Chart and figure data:
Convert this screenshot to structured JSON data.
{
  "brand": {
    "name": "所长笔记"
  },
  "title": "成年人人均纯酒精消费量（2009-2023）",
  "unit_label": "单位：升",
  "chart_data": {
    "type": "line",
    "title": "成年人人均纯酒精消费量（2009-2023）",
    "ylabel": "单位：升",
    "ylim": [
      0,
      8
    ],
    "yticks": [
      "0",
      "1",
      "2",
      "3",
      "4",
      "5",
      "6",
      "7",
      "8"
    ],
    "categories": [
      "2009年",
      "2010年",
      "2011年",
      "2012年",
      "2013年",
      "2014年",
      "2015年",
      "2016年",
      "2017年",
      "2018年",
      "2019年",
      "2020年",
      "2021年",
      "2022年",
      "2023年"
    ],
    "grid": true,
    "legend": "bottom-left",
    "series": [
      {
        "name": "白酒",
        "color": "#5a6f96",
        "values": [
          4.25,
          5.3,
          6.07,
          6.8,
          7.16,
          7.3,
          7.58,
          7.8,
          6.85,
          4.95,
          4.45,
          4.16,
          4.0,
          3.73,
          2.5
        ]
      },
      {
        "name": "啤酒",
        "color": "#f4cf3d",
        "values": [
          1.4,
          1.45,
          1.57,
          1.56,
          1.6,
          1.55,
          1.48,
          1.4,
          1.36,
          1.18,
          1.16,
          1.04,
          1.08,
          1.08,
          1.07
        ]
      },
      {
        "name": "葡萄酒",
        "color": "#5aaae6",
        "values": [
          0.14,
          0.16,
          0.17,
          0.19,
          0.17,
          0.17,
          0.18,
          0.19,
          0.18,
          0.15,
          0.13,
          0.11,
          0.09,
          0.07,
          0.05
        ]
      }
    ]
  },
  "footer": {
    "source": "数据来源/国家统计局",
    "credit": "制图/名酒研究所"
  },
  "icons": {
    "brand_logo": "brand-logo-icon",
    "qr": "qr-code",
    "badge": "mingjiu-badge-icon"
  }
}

■ **Task directions**:
Show the data once more, exactly as it was written.

■ **Result**:
Convert this screenshot to structured JSON data.
{
  "brand": {
    "name": "所长笔记"
  },
  "title": "成年人人均纯酒精消费量（2009-2023）",
  "unit_label": "单位：升",
  "chart_data": {
    "type": "line",
    "title": "成年人人均纯酒精消费量（2009-2023）",
    "ylabel": "单位：升",
    "ylim": [
      0,
      8
    ],
    "yticks": [
      "0",
      "1",
      "2",
      "3",
      "4",
      "5",
      "6",
      "7",
      "8"
    ],
    "categories": [
      "2009年",
      "2010年",
      "2011年",
      "2012年",
      "2013年",
      "2014年",
      "2015年",
      "2016年",
      "2017年",
      "2018年",
      "2019年",
      "2020年",
      "2021年",
      "2022年",
      "2023年"
    ],
    "grid": true,
    "legend": "bottom-left",
    "series": [
      {
        "name": "白酒",
        "color": "#5a6f96",
        "values": [
          4.25,
          5.3,
          6.07,
          6.8,
          7.16,
          7.3,
          7.58,
          7.8,
          6.85,
          4.95,
          4.45,
          4.16,
          4.0,
          3.73,
          2.5
        ]
      },
      {
        "name": "啤酒",
        "color": "#f4cf3d",
        "values": [
          1.4,
          1.45,
          1.57,
          1.56,
          1.6,
          1.55,
          1.48,
          1.4,
          1.36,
          1.18,
          1.16,
          1.04,
          1.08,
          1.08,
          1.07
        ]
      },
      {
        "name": "葡萄酒",
        "color": "#5aaae6",
        "values": [
          0.14,
          0.16,
          0.17,
          0.19,
          0.17,
          0.17,
          0.18,
          0.19,
          0.18,
          0.15,
          0.13,
          0.11,
          0.09,
          0.07,
          0.05
        ]
      }
    ]
  },
  "footer": {
    "source": "数据来源/国家统计局",
    "credit": "制图/名酒研究所"
  },
  "icons": {
    "brand_logo": "brand-logo-icon",
    "qr": "qr-code",
    "badge": "mingjiu-badge-icon"
  }
}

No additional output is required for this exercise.